Supplied data:
** BEGIN **

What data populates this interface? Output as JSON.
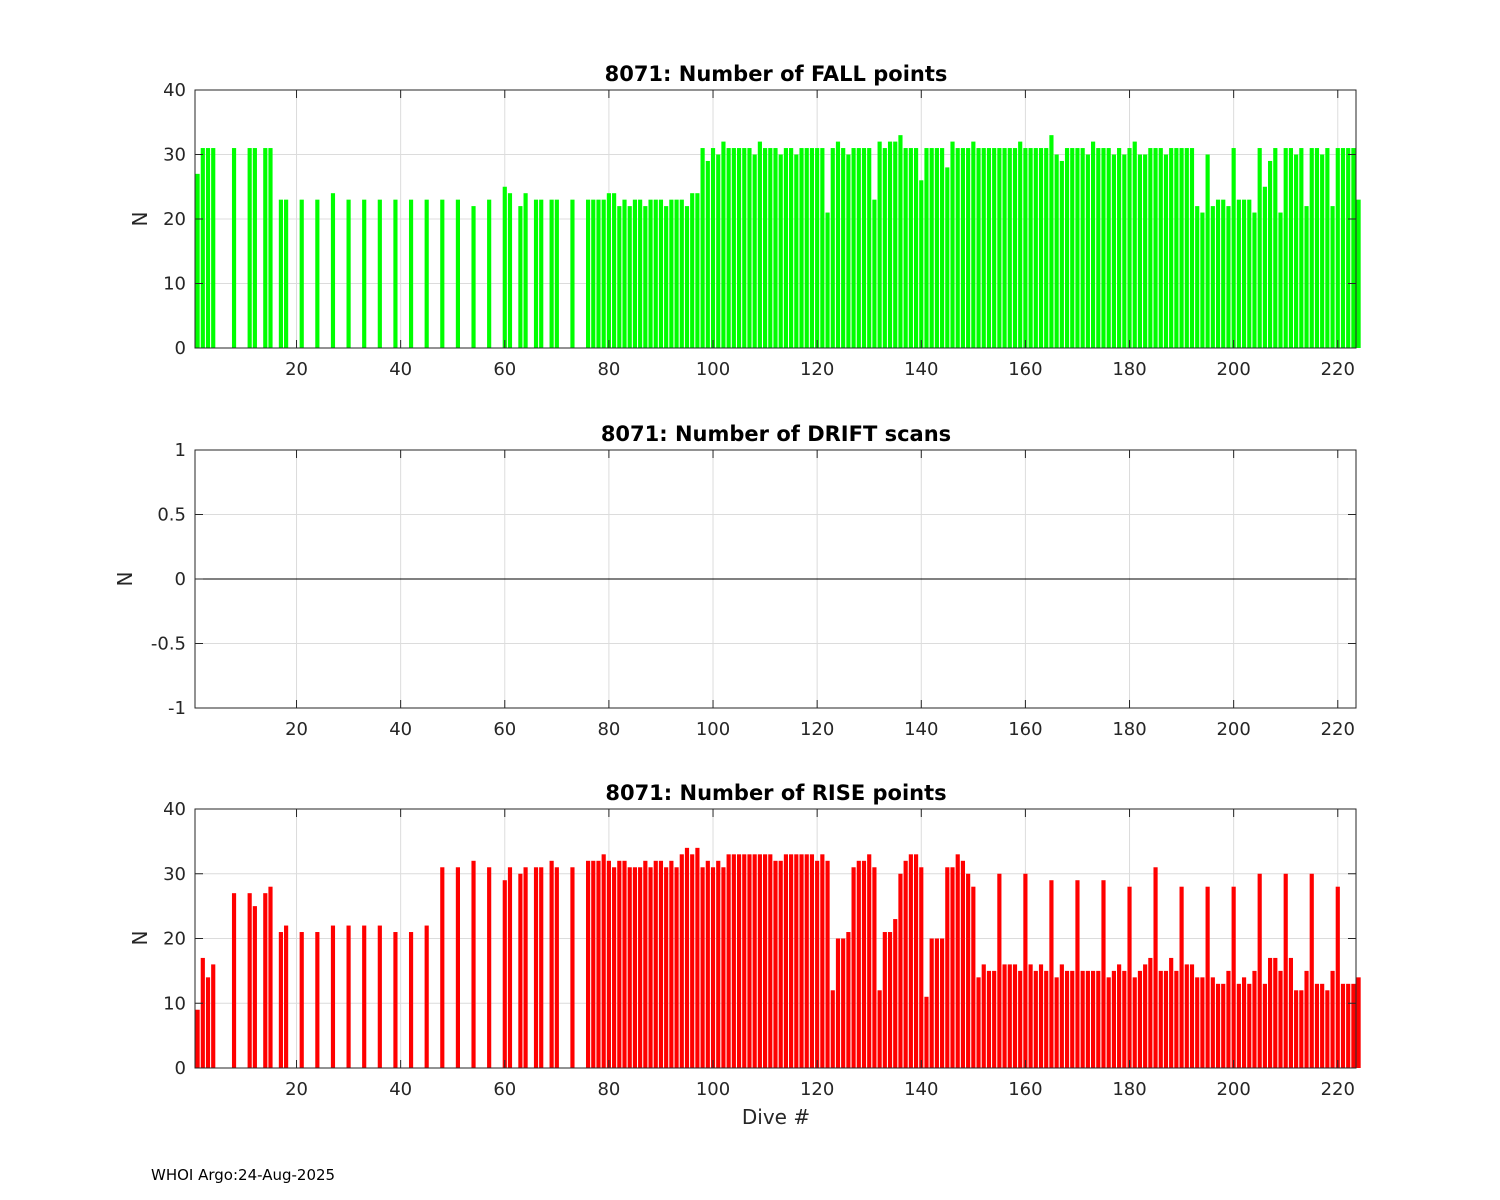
{
  "footer": "WHOI Argo:24-Aug-2025",
  "colors": {
    "fall": "#00ff00",
    "rise": "#ff0000",
    "axis": "#262626",
    "grid": "#dcdcdc"
  },
  "chart_data": [
    {
      "type": "bar",
      "title": "8071: Number of FALL points",
      "xlabel": "",
      "ylabel": "N",
      "xlim": [
        0.5,
        223.5
      ],
      "ylim": [
        0,
        40
      ],
      "xticks": [
        20,
        40,
        60,
        80,
        100,
        120,
        140,
        160,
        180,
        200,
        220
      ],
      "xtick_labels": [
        "20",
        "40",
        "60",
        "80",
        "100",
        "120",
        "140",
        "160",
        "180",
        "200",
        "220"
      ],
      "yticks": [
        0,
        10,
        20,
        30,
        40
      ],
      "ytick_labels": [
        "0",
        "10",
        "20",
        "30",
        "40"
      ],
      "grid": true,
      "x_start": 1,
      "values": [
        27,
        31,
        31,
        31,
        0,
        0,
        0,
        31,
        0,
        0,
        31,
        31,
        0,
        31,
        31,
        0,
        23,
        23,
        0,
        0,
        23,
        0,
        0,
        23,
        0,
        0,
        24,
        0,
        0,
        23,
        0,
        0,
        23,
        0,
        0,
        23,
        0,
        0,
        23,
        0,
        0,
        23,
        0,
        0,
        23,
        0,
        0,
        23,
        0,
        0,
        23,
        0,
        0,
        22,
        0,
        0,
        23,
        0,
        0,
        25,
        24,
        0,
        22,
        24,
        0,
        23,
        23,
        0,
        23,
        23,
        0,
        0,
        23,
        0,
        0,
        23,
        23,
        23,
        23,
        24,
        24,
        22,
        23,
        22,
        23,
        23,
        22,
        23,
        23,
        23,
        22,
        23,
        23,
        23,
        22,
        24,
        24,
        31,
        29,
        31,
        30,
        32,
        31,
        31,
        31,
        31,
        31,
        30,
        32,
        31,
        31,
        31,
        30,
        31,
        31,
        30,
        31,
        31,
        31,
        31,
        31,
        21,
        31,
        32,
        31,
        30,
        31,
        31,
        31,
        31,
        23,
        32,
        31,
        32,
        32,
        33,
        31,
        31,
        31,
        26,
        31,
        31,
        31,
        31,
        28,
        32,
        31,
        31,
        31,
        32,
        31,
        31,
        31,
        31,
        31,
        31,
        31,
        31,
        32,
        31,
        31,
        31,
        31,
        31,
        33,
        30,
        29,
        31,
        31,
        31,
        31,
        30,
        32,
        31,
        31,
        31,
        30,
        31,
        30,
        31,
        32,
        30,
        30,
        31,
        31,
        31,
        30,
        31,
        31,
        31,
        31,
        31,
        22,
        21,
        30,
        22,
        23,
        23,
        22,
        31,
        23,
        23,
        23,
        21,
        31,
        25,
        29,
        31,
        21,
        31,
        31,
        30,
        31,
        22,
        31,
        31,
        30,
        31,
        22,
        31,
        31,
        31,
        31,
        23
      ]
    },
    {
      "type": "bar",
      "title": "8071: Number of DRIFT scans",
      "xlabel": "",
      "ylabel": "N",
      "xlim": [
        0.5,
        223.5
      ],
      "ylim": [
        -1,
        1
      ],
      "xticks": [
        20,
        40,
        60,
        80,
        100,
        120,
        140,
        160,
        180,
        200,
        220
      ],
      "xtick_labels": [
        "20",
        "40",
        "60",
        "80",
        "100",
        "120",
        "140",
        "160",
        "180",
        "200",
        "220"
      ],
      "yticks": [
        -1,
        -0.5,
        0,
        0.5,
        1
      ],
      "ytick_labels": [
        "-1",
        "-0.5",
        "0",
        "0.5",
        "1"
      ],
      "grid": true,
      "values": []
    },
    {
      "type": "bar",
      "title": "8071: Number of RISE points",
      "xlabel": "Dive #",
      "ylabel": "N",
      "xlim": [
        0.5,
        223.5
      ],
      "ylim": [
        0,
        40
      ],
      "xticks": [
        20,
        40,
        60,
        80,
        100,
        120,
        140,
        160,
        180,
        200,
        220
      ],
      "xtick_labels": [
        "20",
        "40",
        "60",
        "80",
        "100",
        "120",
        "140",
        "160",
        "180",
        "200",
        "220"
      ],
      "yticks": [
        0,
        10,
        20,
        30,
        40
      ],
      "ytick_labels": [
        "0",
        "10",
        "20",
        "30",
        "40"
      ],
      "grid": true,
      "x_start": 1,
      "values": [
        9,
        17,
        14,
        16,
        0,
        0,
        0,
        27,
        0,
        0,
        27,
        25,
        0,
        27,
        28,
        0,
        21,
        22,
        0,
        0,
        21,
        0,
        0,
        21,
        0,
        0,
        22,
        0,
        0,
        22,
        0,
        0,
        22,
        0,
        0,
        22,
        0,
        0,
        21,
        0,
        0,
        21,
        0,
        0,
        22,
        0,
        0,
        31,
        0,
        0,
        31,
        0,
        0,
        32,
        0,
        0,
        31,
        0,
        0,
        29,
        31,
        0,
        30,
        31,
        0,
        31,
        31,
        0,
        32,
        31,
        0,
        0,
        31,
        0,
        0,
        32,
        32,
        32,
        33,
        32,
        31,
        32,
        32,
        31,
        31,
        31,
        32,
        31,
        32,
        32,
        31,
        32,
        31,
        33,
        34,
        33,
        34,
        31,
        32,
        31,
        32,
        31,
        33,
        33,
        33,
        33,
        33,
        33,
        33,
        33,
        33,
        32,
        32,
        33,
        33,
        33,
        33,
        33,
        33,
        32,
        33,
        32,
        12,
        20,
        20,
        21,
        31,
        32,
        32,
        33,
        31,
        12,
        21,
        21,
        23,
        30,
        32,
        33,
        33,
        31,
        11,
        20,
        20,
        20,
        31,
        31,
        33,
        32,
        30,
        28,
        14,
        16,
        15,
        15,
        30,
        16,
        16,
        16,
        15,
        30,
        16,
        15,
        16,
        15,
        29,
        14,
        16,
        15,
        15,
        29,
        15,
        15,
        15,
        15,
        29,
        14,
        15,
        16,
        15,
        28,
        14,
        15,
        16,
        17,
        31,
        15,
        15,
        17,
        15,
        28,
        16,
        16,
        14,
        14,
        28,
        14,
        13,
        13,
        15,
        28,
        13,
        14,
        13,
        15,
        30,
        13,
        17,
        17,
        15,
        30,
        17,
        12,
        12,
        15,
        30,
        13,
        13,
        12,
        15,
        28,
        13,
        13,
        13,
        14
      ]
    }
  ]
}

** END **

Exercise goal: Filter the records down to the lines that contain the string "Number", and copy those lines.

Full solution:
      "title": "8071: Number of FALL points",
      "title": "8071: Number of DRIFT scans",
      "title": "8071: Number of RISE points",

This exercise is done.